» Aufgaben:
a. An welchem Tag trat Cornelius Weiss laut dem Gastkommentar als SPD-Fraktionschef im Landtag zurück?
b. Aktualisiere den Abschnitt des Gastkommentars, der bei „Am 21. September“ beginnt und bei „dem Oktober-KREUZER beiliegt.“ endet, und gib ihn wieder. Setze dabei „Parlament“ an die Stelle von „Landtag“.

» Vorliegender Text:

Hochschulautonomie als Etikettenschwindel: Ein u:boot-Gastkommentar zum neuen Sächsischen Hochschulgesetz

  »Neoliberale Vorstellungen« | Hochschulautonomie als Etikettenschwindel: Ein u:boot-Gastkommentar zum neuen Sächsischen Hochschulgesetz

Am 21. September trat Cornelius Weiss als SPD-Fraktionschef im Landtag zurück. Er begründete diesen Schritt mit dem Einknicken seiner Fraktion gegenüber der CDU beim Entwurf für das neue Hochschulgesetz. In einem aktuellen Gastkommentar für den KREUZER begründet der Ex-Rektor der Uni Leipzig seine Kritik eingehend. Der Beitrag entstand exklusiv für das Studenten-Magazin u:boot, das dem Oktober-KREUZER beiliegt.

Jahrelang hat die Politik die Mahnungen des Wissenschaftsrates, dass Deutschland zu wenig in Bildung und Wissenschaft investiert, einfach ignoriert. Im Gegenteil wurden bundesweit den Hochschulen erhebliche Mittel- und Stellenkürzungen zugemutet. Erst nachdem unübersehbar geworden ist, dass Deutschland hinsichtlich seiner Innovationsfähigkeit gegenüber Ländern mit vergleichbarer Wirtschaftskraft akut ins Hintertreffen zu geraten droht, reagiert die Politik – und zwar auf die ihr eigene Weise. Statt endlich die Grundfinanzierung der Hochschulen auf eine solide Grundlage zu stellen und der Wissenschaft die für die Erfüllung ihrer Aufgaben erforderlichen Freiräume zu schaffen, erschöpft sie sich in wohlklingenden Fensterreden und öffentlichkeitswirksamen Sonderaktionen, wie etwa den »Exzellenzinitiativen«, in denen die viel zu geringen Finanzmittel mit erheblichem Aufwand nochmals umverteilt werden – kurz: »in immer neuem Aktionismus, der kraftvolles Handeln signalisieren soll, aber nichts bessert«, wie Peter Gutjahr-Löser, ehemaliger Kanzler der Universität Leipzig treffend sagte.

Dem vom Bertelsmann-Konzern mit erheblichen Finanzmitteln ausgestatteten Centrum für Hochschulentwicklung (CHE) ist es inzwischen gelungen, mit dem ständigen Gerede von angeblich mangelnder Effizienz, fehlender Leistungskontrolle und von der Planbarkeit von Forschung die Meinungsführerschaft in der öffentlichen Diskussion zu übernehmen und damit den Boden zur Unterordnung der Wissenschaft unter die Interessen der Wirtschaft zu bereiten. Dass damit ein alter DDR-Holzweg beschritten wird, von dem wir aus Erfahrung wissen, wo er endet – im Niedergang der Wissenschaft –, wird unterschlagen.

» Bereitgestellte Angaben:
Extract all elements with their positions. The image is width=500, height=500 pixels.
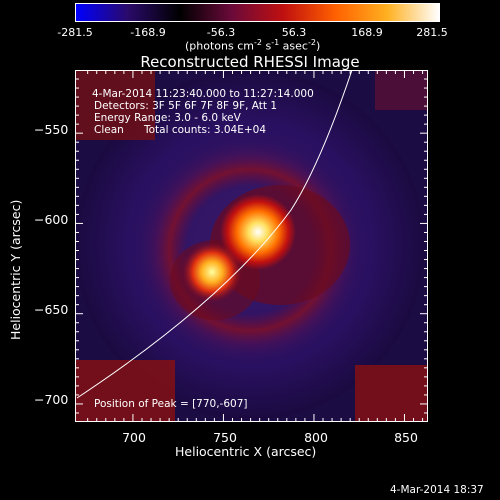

» Lösungen:
a. Am 21. September.

b.
Am 21. September trat Cornelius Weiss als SPD-Fraktionschef im Parlament zurück. Er begründete diesen Schritt mit dem Einknicken seiner Fraktion gegenüber der CDU beim Entwurf für das neue Hochschulgesetz. In einem aktuellen Gastkommentar für den KREUZER begründet der Ex-Rektor der Uni Leipzig seine Kritik eingehend. Der Beitrag entstand exklusiv für das Studenten-Magazin u:boot, das dem Oktober-KREUZER beiliegt.